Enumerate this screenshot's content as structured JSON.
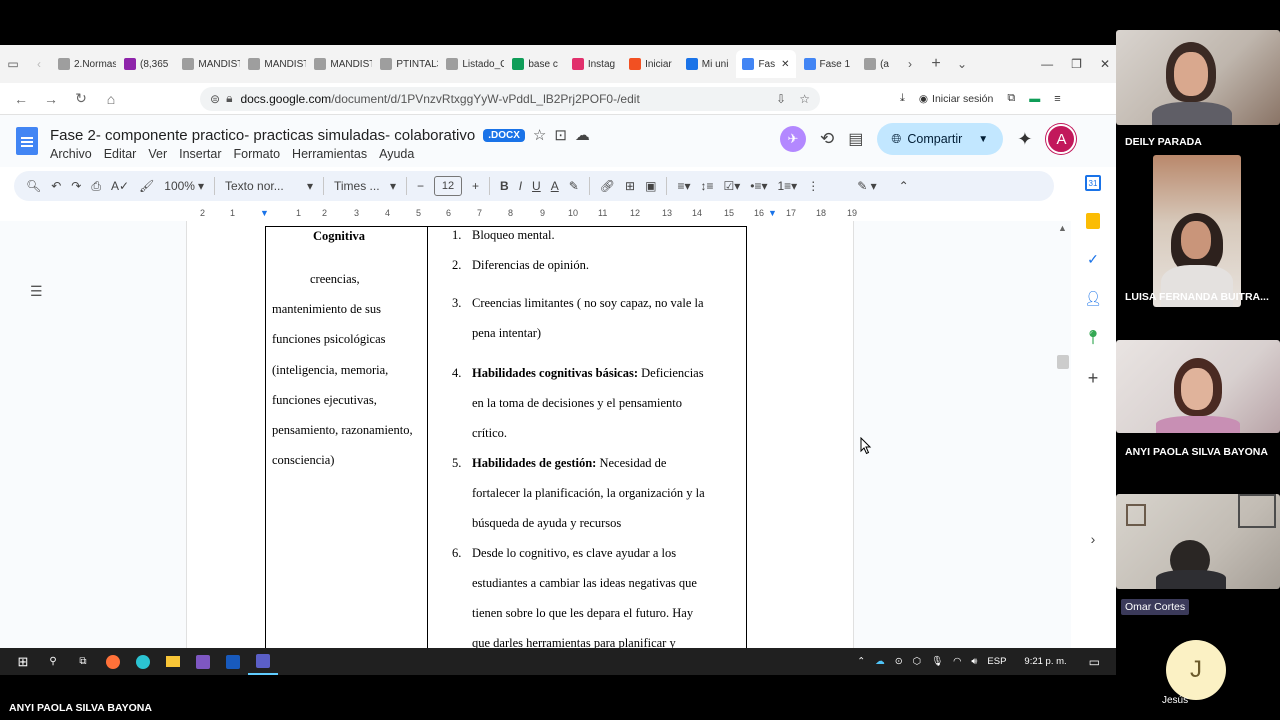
{
  "browser": {
    "tabs": [
      {
        "label": "2.Normas",
        "color": "#9e9e9e"
      },
      {
        "label": "(8,365",
        "color": "#8e24aa"
      },
      {
        "label": "MANDISTI",
        "color": "#9e9e9e"
      },
      {
        "label": "MANDISTI",
        "color": "#9e9e9e"
      },
      {
        "label": "MANDISTI",
        "color": "#9e9e9e"
      },
      {
        "label": "PTINTAL3_",
        "color": "#9e9e9e"
      },
      {
        "label": "Listado_C",
        "color": "#9e9e9e"
      },
      {
        "label": "base c",
        "color": "#0f9d58"
      },
      {
        "label": "Instag",
        "color": "#e1306c"
      },
      {
        "label": "Iniciar",
        "color": "#f25022"
      },
      {
        "label": "Mi uni",
        "color": "#1a73e8"
      }
    ],
    "active_tab": "Fas",
    "after_tabs": [
      {
        "label": "Fase 1",
        "color": "#4285f4"
      },
      {
        "label": "(a",
        "color": "#9e9e9e"
      }
    ],
    "url_domain": "docs.google.com",
    "url_path": "/document/d/1PVnzvRtxggYyW-vPddL_lB2Prj2POF0-/edit",
    "signin_label": "Iniciar sesión"
  },
  "doc": {
    "title": "Fase 2- componente practico- practicas simuladas- colaborativo",
    "badge": ".DOCX",
    "menu": [
      "Archivo",
      "Editar",
      "Ver",
      "Insertar",
      "Formato",
      "Herramientas",
      "Ayuda"
    ],
    "share_label": "Compartir",
    "avatar_letter": "A",
    "zoom": "100%",
    "style": "Texto nor...",
    "font": "Times ...",
    "font_size": "12",
    "ruler_ticks": [
      "2",
      "1",
      "1",
      "2",
      "3",
      "4",
      "5",
      "6",
      "7",
      "8",
      "9",
      "10",
      "11",
      "12",
      "13",
      "14",
      "15",
      "16",
      "17",
      "18",
      "19"
    ]
  },
  "table": {
    "col1_header": "Cognitiva",
    "col1_lines": [
      "creencias,",
      "mantenimiento de sus",
      "funciones psicológicas",
      "(inteligencia, memoria,",
      "funciones ejecutivas,",
      "pensamiento, razonamiento,",
      "consciencia)"
    ],
    "items": [
      {
        "num": "1.",
        "bold": "",
        "lines": [
          "Bloqueo mental."
        ]
      },
      {
        "num": "2.",
        "bold": "",
        "lines": [
          "Diferencias de opinión."
        ]
      },
      {
        "num": "3.",
        "bold": "",
        "lines": [
          "Creencias limitantes ( no soy capaz, no vale la",
          "pena intentar)"
        ]
      },
      {
        "num": "4.",
        "bold": "Habilidades cognitivas básicas:",
        "first_rest": " Deficiencias",
        "lines": [
          "en la toma de decisiones y el pensamiento",
          "crítico."
        ]
      },
      {
        "num": "5.",
        "bold": "Habilidades de gestión:",
        "first_rest": " Necesidad de",
        "lines": [
          "fortalecer la planificación, la organización y la",
          "búsqueda de ayuda y recursos"
        ]
      },
      {
        "num": "6.",
        "bold": "",
        "lines": [
          "Desde lo cognitivo, es clave ayudar a los",
          "estudiantes a cambiar las ideas negativas que",
          "tienen sobre lo que les depara el futuro. Hay",
          "que darles herramientas para planificar y"
        ]
      }
    ]
  },
  "taskbar": {
    "lang": "ESP",
    "time": "9:21 p. m."
  },
  "participants": [
    {
      "name": "DEILY PARADA"
    },
    {
      "name": "LUISA FERNANDA BUITRA..."
    },
    {
      "name": "ANYI PAOLA SILVA BAYONA"
    },
    {
      "name": "Omar Cortes"
    },
    {
      "name": "Jesús",
      "initial": "J"
    }
  ],
  "presenter_name": "ANYI PAOLA SILVA BAYONA"
}
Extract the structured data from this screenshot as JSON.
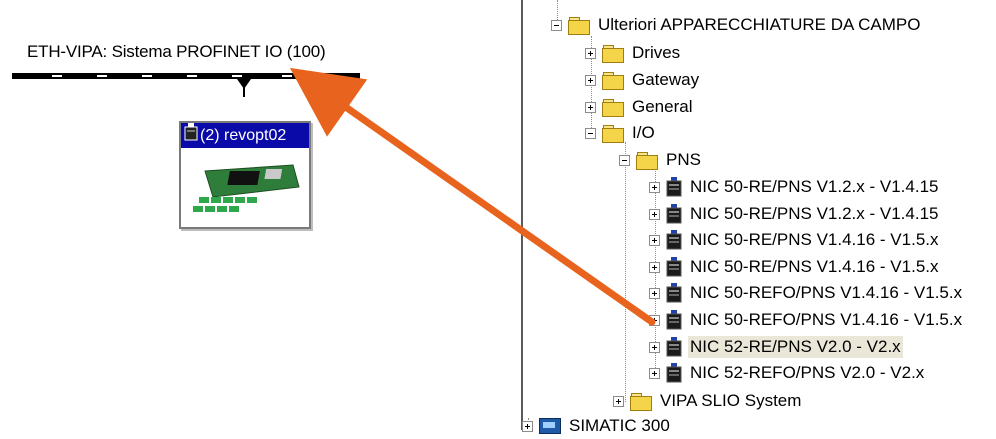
{
  "network": {
    "bus_label": "ETH-VIPA: Sistema PROFINET IO (100)",
    "device_title": "(2) revopt02"
  },
  "tree": {
    "root": "Ulteriori APPARECCHIATURE DA CAMPO",
    "folders": {
      "drives": "Drives",
      "gateway": "Gateway",
      "general": "General",
      "io": "I/O",
      "pns": "PNS",
      "vipa_slio": "VIPA SLIO System"
    },
    "devices": [
      "NIC 50-RE/PNS V1.2.x - V1.4.15",
      "NIC 50-RE/PNS V1.2.x - V1.4.15",
      "NIC 50-RE/PNS V1.4.16 - V1.5.x",
      "NIC 50-RE/PNS V1.4.16 - V1.5.x",
      "NIC 50-REFO/PNS V1.4.16 - V1.5.x",
      "NIC 50-REFO/PNS V1.4.16 - V1.5.x",
      "NIC 52-RE/PNS V2.0 - V2.x",
      "NIC 52-REFO/PNS V2.0 - V2.x"
    ],
    "selected_device_index": 6,
    "simatic": "SIMATIC 300"
  },
  "colors": {
    "arrow": "#e8641e",
    "device_title_bg": "#0a0aa8",
    "selection_bg": "#ebe7d8"
  }
}
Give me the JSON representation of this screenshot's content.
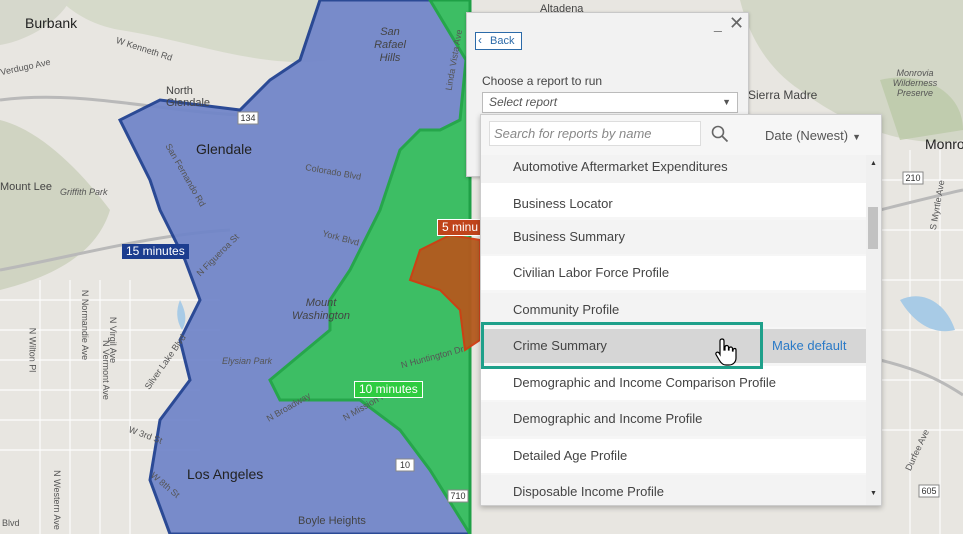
{
  "map": {
    "cities": [
      "Burbank",
      "Glendale",
      "Los Angeles",
      "Altadena",
      "Sierra Madre",
      "Monrovia Wilderness Preserve",
      "Monro",
      "Mount Lee",
      "North Glendale",
      "San Rafael Hills",
      "Mount Washington",
      "Boyle Heights",
      "Griffith Park",
      "Elysian Park"
    ],
    "streets": [
      "W Kenneth Rd",
      "Colorado Blvd",
      "San Fernando Rd",
      "Verdugo Ave",
      "N Broadway",
      "Silver Lake Blvd",
      "W 3rd St",
      "W 8th St",
      "N Western Ave",
      "N Vermont Ave",
      "N Normandie Ave",
      "N Virgil Ave",
      "N Wilton Pl",
      "S Myrtle Ave",
      "Durfee Ave",
      "N Mission Rd",
      "York Blvd",
      "N Figueroa St",
      "N Huntington Dr",
      "Linda Vista Ave",
      "Blvd"
    ],
    "shields": [
      "134",
      "210",
      "10",
      "710",
      "605"
    ],
    "drive_times": [
      {
        "label": "15 minutes",
        "color": "#1c3d8f"
      },
      {
        "label": "10 minutes",
        "color": "#2ecc40"
      },
      {
        "label": "5 minu",
        "color": "#c0441b"
      }
    ]
  },
  "panel": {
    "back_label": "Back",
    "minimize_label": "_",
    "close_label": "✕",
    "choose_label": "Choose a report to run",
    "select_placeholder": "Select report"
  },
  "dropdown": {
    "search_placeholder": "Search for reports by name",
    "sort_label": "Date (Newest)",
    "items": [
      "Automotive Aftermarket Expenditures",
      "Business Locator",
      "Business Summary",
      "Civilian Labor Force Profile",
      "Community Profile",
      "Crime Summary",
      "Demographic and Income Comparison Profile",
      "Demographic and Income Profile",
      "Detailed Age Profile",
      "Disposable Income Profile"
    ],
    "hovered_item": "Crime Summary",
    "make_default_label": "Make default"
  },
  "colors": {
    "accent": "#1ea08a",
    "link": "#2b7ac7",
    "drive15": "#6f84c9",
    "drive10": "#37c45a",
    "drive5": "#b4591e"
  }
}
=-=-=
Identify each line in the entries with the word "funciones" and copy it.

EXERCISE OUTPUT:
      "funciones psicológicas",
      "funciones ejecutivas,",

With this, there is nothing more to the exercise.